Do this – From the entries below, copy every line that holds the word "contient".

□ □ □

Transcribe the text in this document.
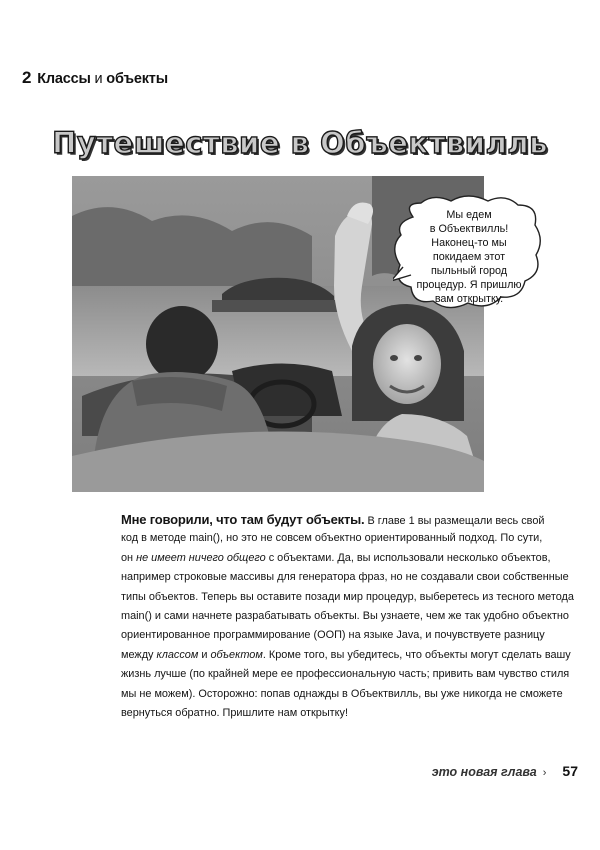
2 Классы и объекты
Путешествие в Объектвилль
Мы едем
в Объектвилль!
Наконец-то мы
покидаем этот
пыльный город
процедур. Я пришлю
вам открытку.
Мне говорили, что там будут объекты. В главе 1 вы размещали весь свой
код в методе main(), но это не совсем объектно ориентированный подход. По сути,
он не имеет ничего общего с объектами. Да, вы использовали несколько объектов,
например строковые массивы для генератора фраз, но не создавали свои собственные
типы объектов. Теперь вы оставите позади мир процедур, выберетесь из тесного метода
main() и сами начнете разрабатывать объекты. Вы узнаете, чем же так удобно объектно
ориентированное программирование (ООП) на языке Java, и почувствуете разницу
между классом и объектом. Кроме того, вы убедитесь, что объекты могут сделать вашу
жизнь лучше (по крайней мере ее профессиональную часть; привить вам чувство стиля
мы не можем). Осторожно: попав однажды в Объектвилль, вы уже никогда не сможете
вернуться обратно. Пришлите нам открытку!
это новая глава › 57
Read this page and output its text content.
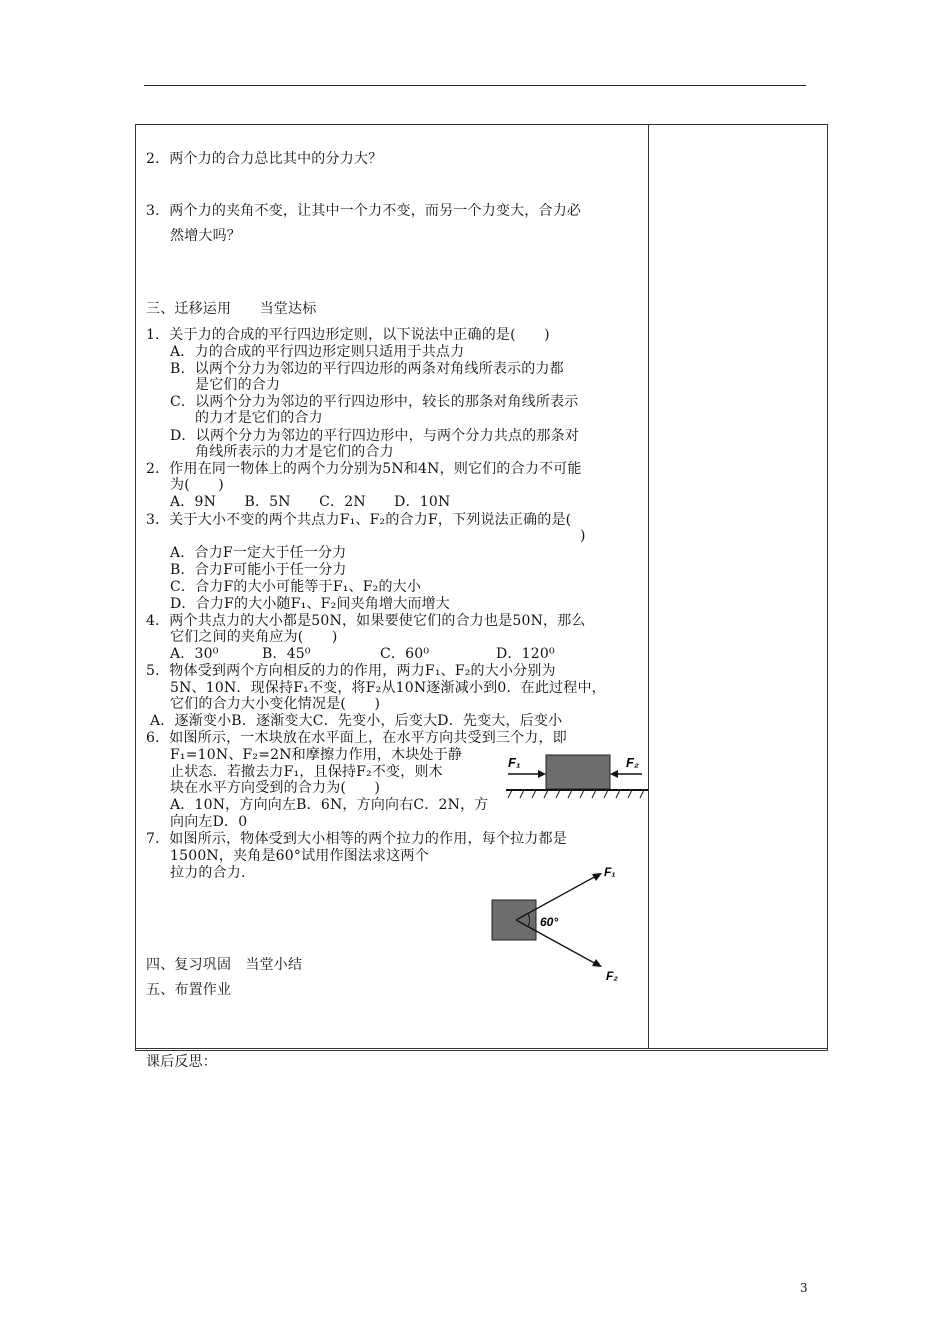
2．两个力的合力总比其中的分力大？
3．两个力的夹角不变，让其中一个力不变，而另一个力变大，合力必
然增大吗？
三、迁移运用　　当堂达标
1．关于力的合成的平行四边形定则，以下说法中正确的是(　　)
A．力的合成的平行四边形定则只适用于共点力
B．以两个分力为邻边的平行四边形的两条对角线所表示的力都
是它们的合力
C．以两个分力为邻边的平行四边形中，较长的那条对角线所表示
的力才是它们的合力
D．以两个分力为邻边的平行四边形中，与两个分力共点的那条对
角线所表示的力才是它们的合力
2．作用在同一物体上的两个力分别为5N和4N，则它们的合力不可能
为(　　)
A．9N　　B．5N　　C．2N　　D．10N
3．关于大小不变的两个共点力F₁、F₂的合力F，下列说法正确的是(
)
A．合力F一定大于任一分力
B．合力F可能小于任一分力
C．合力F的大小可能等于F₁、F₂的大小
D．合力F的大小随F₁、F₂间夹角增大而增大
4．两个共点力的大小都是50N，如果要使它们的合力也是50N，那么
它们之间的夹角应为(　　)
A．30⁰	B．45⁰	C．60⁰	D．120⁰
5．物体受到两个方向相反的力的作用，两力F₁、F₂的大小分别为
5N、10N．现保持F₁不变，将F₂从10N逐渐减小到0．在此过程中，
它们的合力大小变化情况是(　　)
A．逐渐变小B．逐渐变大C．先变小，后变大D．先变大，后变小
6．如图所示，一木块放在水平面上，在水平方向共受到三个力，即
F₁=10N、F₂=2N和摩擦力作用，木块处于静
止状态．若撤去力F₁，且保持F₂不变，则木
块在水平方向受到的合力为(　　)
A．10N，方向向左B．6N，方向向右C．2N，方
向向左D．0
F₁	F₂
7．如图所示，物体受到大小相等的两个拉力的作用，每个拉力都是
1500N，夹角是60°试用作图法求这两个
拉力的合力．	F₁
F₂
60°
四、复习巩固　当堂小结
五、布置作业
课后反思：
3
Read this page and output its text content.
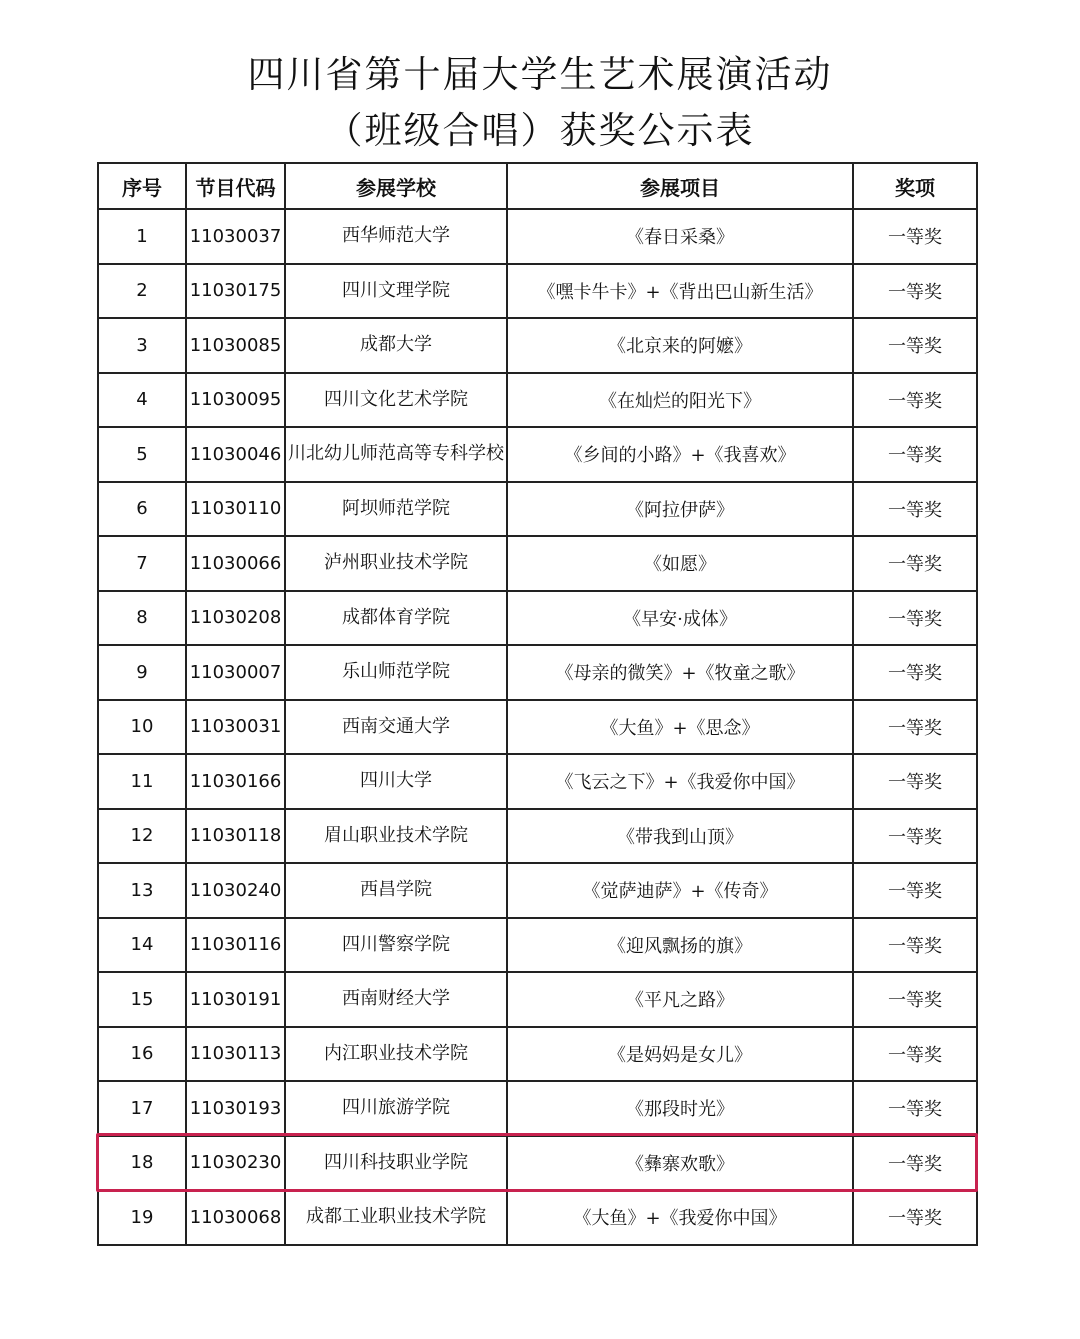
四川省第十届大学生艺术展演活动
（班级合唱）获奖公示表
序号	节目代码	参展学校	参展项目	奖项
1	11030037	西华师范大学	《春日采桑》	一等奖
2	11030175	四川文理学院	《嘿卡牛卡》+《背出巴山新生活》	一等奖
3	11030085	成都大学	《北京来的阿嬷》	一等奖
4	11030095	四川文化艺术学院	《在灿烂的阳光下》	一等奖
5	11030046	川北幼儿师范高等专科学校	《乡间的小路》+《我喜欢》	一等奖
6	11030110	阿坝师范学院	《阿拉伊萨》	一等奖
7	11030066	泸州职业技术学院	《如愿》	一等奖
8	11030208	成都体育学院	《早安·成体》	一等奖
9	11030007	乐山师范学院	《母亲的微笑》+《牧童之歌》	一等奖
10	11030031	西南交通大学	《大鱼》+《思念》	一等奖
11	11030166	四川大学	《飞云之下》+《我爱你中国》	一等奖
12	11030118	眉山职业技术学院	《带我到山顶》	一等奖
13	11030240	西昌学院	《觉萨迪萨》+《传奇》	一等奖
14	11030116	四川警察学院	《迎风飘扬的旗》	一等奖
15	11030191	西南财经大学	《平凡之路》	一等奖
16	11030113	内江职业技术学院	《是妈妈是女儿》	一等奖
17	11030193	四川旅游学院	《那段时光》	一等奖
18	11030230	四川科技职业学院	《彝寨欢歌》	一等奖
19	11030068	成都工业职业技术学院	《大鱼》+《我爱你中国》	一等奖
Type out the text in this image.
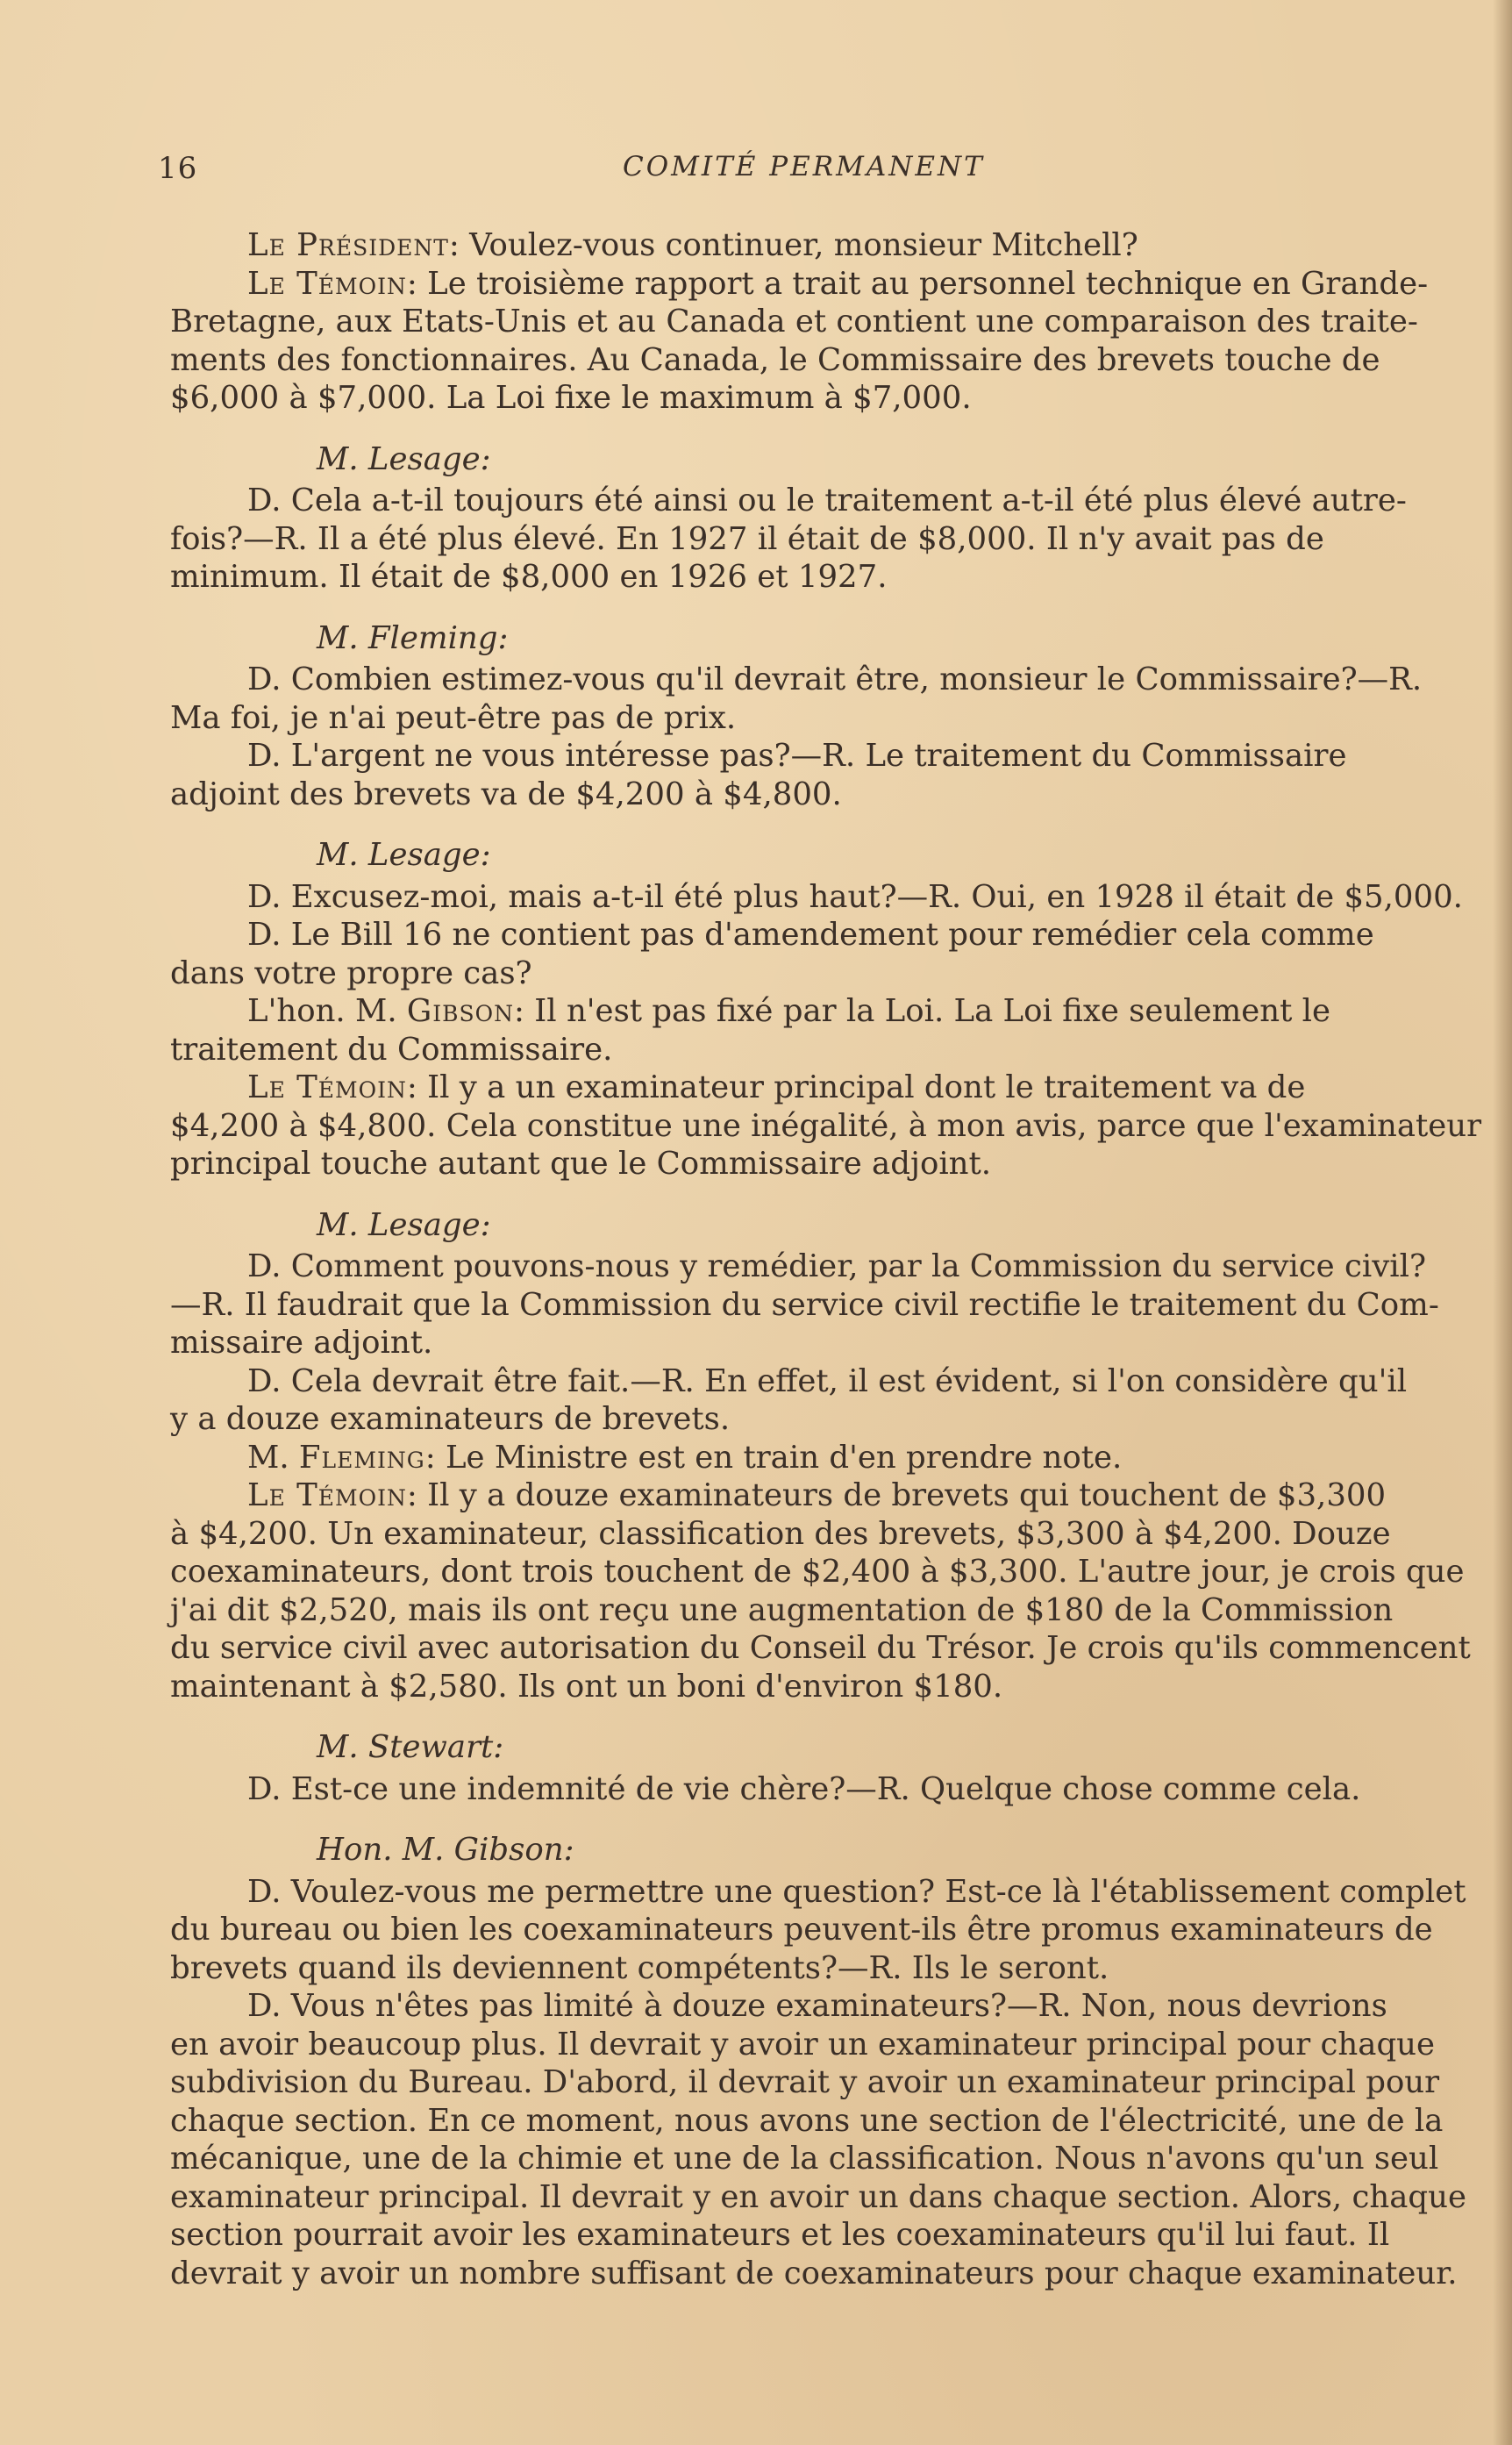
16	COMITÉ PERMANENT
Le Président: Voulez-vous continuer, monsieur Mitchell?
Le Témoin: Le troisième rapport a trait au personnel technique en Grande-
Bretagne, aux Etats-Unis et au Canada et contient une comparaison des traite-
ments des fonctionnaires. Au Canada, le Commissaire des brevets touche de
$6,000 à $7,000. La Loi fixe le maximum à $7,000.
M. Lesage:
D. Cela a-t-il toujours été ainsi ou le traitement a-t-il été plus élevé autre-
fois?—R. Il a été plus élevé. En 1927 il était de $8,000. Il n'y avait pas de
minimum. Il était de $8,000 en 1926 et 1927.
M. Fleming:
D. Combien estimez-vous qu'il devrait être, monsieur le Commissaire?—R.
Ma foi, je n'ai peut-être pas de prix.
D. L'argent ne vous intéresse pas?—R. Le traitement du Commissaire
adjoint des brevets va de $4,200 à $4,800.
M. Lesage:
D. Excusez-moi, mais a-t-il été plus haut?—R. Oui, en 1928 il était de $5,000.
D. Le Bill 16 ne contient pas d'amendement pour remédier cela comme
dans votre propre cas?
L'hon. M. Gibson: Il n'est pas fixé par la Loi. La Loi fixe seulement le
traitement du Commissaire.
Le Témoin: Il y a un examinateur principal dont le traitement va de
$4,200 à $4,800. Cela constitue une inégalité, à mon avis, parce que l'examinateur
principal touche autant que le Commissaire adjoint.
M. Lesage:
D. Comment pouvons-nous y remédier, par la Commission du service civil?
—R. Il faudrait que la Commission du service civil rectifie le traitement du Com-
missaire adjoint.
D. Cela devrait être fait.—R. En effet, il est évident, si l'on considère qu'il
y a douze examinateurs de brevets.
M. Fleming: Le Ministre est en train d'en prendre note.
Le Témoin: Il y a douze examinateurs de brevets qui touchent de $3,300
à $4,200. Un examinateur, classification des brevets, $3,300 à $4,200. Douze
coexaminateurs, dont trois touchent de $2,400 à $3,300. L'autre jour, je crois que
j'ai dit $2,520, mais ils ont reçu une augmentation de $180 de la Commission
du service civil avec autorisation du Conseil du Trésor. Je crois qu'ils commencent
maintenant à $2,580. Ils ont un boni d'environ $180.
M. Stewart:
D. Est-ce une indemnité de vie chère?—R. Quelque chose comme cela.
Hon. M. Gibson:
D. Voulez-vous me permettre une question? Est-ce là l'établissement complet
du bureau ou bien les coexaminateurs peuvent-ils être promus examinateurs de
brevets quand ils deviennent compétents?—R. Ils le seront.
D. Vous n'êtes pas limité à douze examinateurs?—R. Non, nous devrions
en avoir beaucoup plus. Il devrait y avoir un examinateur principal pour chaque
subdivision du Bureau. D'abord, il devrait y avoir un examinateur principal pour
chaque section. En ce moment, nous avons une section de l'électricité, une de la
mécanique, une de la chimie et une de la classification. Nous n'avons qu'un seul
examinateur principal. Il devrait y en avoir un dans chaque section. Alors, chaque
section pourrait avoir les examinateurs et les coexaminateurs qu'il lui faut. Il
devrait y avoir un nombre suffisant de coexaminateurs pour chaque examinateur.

□ □ □

Output –
Bretagne, aux Etats-Unis et au Canada et contient une comparaison des traite-
D. Le Bill 16 ne contient pas d'amendement pour remédier cela comme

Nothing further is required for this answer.